-- Begin Data listing --

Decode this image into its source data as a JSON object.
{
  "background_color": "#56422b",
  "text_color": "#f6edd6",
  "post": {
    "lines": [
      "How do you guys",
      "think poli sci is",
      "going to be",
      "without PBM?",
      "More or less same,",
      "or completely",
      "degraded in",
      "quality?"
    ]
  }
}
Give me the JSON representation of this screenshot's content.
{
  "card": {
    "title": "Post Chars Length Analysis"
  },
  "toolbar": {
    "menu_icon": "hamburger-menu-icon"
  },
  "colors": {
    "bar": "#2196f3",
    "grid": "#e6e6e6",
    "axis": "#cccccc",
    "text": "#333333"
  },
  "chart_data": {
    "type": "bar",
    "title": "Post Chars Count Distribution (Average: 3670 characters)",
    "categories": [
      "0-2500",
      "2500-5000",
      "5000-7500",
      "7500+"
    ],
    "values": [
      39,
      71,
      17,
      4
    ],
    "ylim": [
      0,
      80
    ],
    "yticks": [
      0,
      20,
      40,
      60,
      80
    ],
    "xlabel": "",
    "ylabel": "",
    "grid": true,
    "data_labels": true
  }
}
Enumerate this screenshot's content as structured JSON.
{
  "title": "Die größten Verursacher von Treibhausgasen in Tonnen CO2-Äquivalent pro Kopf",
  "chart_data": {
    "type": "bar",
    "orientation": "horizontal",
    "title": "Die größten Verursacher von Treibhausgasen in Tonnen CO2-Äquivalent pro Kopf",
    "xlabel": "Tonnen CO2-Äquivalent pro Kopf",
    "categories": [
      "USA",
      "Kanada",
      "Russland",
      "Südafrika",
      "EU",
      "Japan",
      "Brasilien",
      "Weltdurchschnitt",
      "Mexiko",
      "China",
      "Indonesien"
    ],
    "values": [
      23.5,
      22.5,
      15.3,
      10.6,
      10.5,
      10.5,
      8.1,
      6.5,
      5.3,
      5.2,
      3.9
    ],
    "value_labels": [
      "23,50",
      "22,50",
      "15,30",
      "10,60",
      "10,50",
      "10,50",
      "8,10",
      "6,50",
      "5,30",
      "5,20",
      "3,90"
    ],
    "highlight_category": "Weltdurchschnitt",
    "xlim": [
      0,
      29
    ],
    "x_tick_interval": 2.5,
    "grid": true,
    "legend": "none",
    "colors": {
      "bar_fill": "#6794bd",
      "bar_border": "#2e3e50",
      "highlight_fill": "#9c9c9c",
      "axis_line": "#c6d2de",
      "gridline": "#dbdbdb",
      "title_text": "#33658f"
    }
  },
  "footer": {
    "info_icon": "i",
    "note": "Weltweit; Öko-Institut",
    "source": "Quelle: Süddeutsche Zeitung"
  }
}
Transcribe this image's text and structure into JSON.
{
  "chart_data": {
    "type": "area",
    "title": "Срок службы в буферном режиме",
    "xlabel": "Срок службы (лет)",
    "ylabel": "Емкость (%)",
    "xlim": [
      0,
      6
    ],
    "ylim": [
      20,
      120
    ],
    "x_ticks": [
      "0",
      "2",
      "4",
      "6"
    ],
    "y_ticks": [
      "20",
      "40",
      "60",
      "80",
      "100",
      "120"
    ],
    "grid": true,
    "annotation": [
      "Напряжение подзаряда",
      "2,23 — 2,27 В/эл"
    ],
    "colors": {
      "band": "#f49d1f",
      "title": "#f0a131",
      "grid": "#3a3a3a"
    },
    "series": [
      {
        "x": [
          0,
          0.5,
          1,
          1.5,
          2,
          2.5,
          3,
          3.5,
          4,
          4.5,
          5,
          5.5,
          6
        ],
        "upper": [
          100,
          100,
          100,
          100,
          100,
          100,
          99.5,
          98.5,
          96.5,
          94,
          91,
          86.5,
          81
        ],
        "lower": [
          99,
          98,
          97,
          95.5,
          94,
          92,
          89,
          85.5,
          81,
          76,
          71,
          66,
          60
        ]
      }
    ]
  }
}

-- End Data listing --
-- Begin Data listing --

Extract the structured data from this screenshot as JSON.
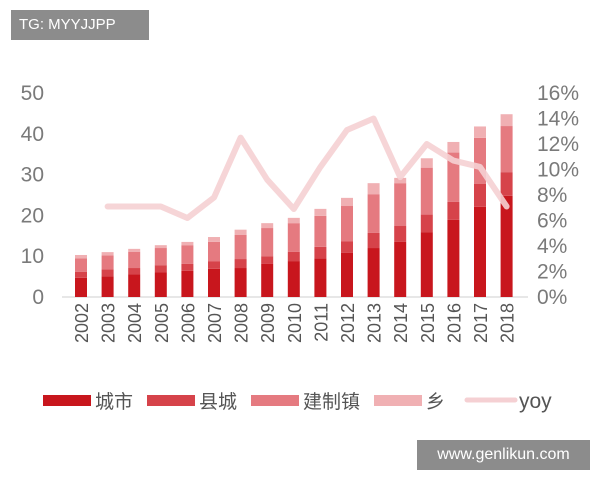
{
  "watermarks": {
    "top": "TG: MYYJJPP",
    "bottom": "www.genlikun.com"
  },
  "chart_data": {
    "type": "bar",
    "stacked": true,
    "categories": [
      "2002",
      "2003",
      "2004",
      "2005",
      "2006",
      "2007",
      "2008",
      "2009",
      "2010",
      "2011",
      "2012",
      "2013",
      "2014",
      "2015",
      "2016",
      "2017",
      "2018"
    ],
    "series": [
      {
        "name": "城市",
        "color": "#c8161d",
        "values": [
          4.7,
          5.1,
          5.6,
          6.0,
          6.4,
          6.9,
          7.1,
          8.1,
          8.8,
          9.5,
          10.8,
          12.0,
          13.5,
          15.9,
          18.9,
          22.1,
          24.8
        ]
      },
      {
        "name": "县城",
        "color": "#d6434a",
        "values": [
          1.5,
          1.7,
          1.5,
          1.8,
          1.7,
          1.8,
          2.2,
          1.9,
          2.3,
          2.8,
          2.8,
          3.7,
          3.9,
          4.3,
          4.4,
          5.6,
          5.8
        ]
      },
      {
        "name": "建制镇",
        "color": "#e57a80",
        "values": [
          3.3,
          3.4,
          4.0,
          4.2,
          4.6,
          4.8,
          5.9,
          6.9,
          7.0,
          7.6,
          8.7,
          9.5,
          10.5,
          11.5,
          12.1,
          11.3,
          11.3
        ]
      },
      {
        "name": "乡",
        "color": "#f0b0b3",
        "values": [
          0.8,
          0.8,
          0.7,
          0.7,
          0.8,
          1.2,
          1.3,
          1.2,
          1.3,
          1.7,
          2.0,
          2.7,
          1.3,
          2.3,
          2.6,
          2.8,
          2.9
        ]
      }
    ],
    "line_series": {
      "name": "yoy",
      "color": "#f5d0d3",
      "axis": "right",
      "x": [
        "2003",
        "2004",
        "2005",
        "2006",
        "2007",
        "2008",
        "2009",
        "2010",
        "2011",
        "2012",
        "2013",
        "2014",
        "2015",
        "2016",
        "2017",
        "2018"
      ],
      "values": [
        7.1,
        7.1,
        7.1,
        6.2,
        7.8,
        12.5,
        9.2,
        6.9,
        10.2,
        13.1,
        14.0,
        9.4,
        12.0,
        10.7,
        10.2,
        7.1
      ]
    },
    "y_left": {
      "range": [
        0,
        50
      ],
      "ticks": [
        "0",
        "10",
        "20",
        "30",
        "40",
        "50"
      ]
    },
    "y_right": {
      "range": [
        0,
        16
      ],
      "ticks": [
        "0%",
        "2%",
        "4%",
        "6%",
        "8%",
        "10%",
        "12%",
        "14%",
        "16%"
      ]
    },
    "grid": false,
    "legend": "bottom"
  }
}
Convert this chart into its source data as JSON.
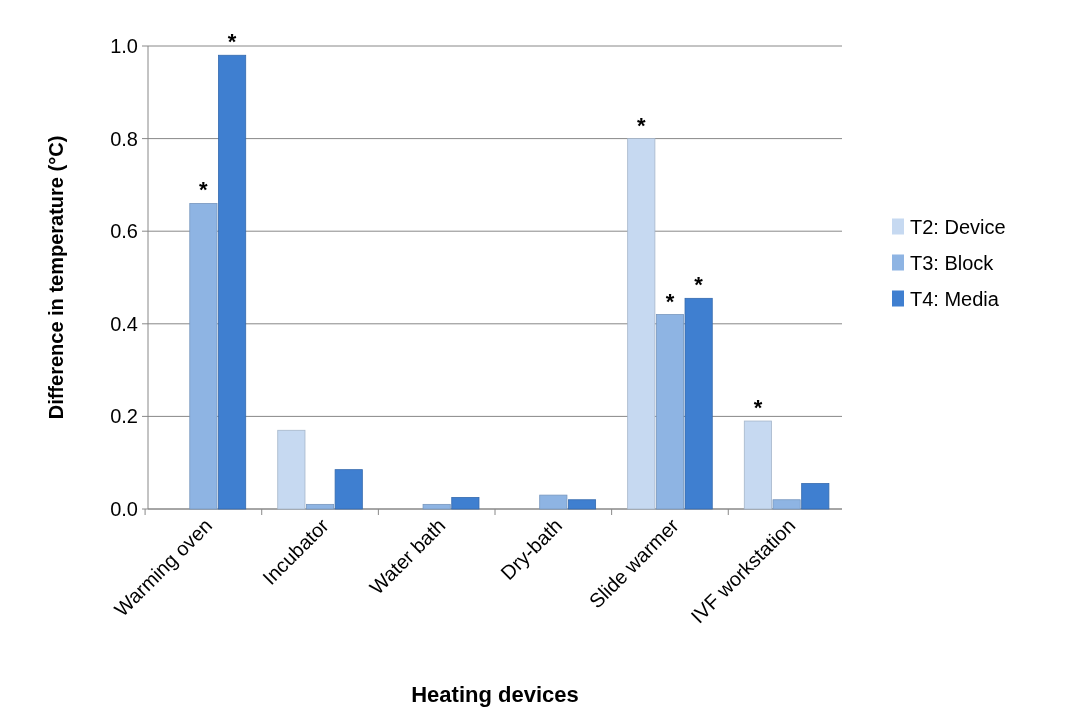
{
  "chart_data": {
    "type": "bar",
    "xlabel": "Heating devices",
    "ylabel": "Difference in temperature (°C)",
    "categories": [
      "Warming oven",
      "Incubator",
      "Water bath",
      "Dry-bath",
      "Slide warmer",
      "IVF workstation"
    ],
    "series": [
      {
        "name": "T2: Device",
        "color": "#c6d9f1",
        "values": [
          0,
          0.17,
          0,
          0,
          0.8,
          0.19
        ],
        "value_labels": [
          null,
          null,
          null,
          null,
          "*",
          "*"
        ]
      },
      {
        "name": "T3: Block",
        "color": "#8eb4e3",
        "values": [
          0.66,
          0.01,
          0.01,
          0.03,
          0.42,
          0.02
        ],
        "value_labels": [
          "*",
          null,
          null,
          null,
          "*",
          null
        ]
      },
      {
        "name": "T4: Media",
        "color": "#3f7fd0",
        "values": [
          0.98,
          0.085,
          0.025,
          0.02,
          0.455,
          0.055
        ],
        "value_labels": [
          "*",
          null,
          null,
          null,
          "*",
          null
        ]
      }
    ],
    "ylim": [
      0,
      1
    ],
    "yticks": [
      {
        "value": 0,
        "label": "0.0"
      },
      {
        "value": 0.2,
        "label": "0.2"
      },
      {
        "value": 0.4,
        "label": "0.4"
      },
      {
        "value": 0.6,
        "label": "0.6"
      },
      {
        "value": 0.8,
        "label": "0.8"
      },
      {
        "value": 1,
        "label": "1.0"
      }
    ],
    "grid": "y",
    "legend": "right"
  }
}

-- End Data listing --

[Required task]:
What is the number of lines that hold the string "Äquivalent"? Give it alone.

[Answer]:
3